=== Data provided ===

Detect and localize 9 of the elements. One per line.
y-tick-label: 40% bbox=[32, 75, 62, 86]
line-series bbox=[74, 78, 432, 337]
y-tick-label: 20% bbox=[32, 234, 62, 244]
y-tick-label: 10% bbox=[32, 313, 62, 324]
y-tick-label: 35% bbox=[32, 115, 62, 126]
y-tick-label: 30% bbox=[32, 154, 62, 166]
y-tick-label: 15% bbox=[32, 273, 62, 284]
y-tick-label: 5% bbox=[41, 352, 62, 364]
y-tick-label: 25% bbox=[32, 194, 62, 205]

===

**Problem details**
Print every line of the data above again, unchanged and in the same order.

**Answer to this problem**
Detect and localize 9 of the elements. One per line.
y-tick-label: 40% bbox=[32, 75, 62, 86]
line-series bbox=[74, 78, 432, 337]
y-tick-label: 20% bbox=[32, 234, 62, 244]
y-tick-label: 10% bbox=[32, 313, 62, 324]
y-tick-label: 35% bbox=[32, 115, 62, 126]
y-tick-label: 30% bbox=[32, 154, 62, 166]
y-tick-label: 15% bbox=[32, 273, 62, 284]
y-tick-label: 5% bbox=[41, 352, 62, 364]
y-tick-label: 25% bbox=[32, 194, 62, 205]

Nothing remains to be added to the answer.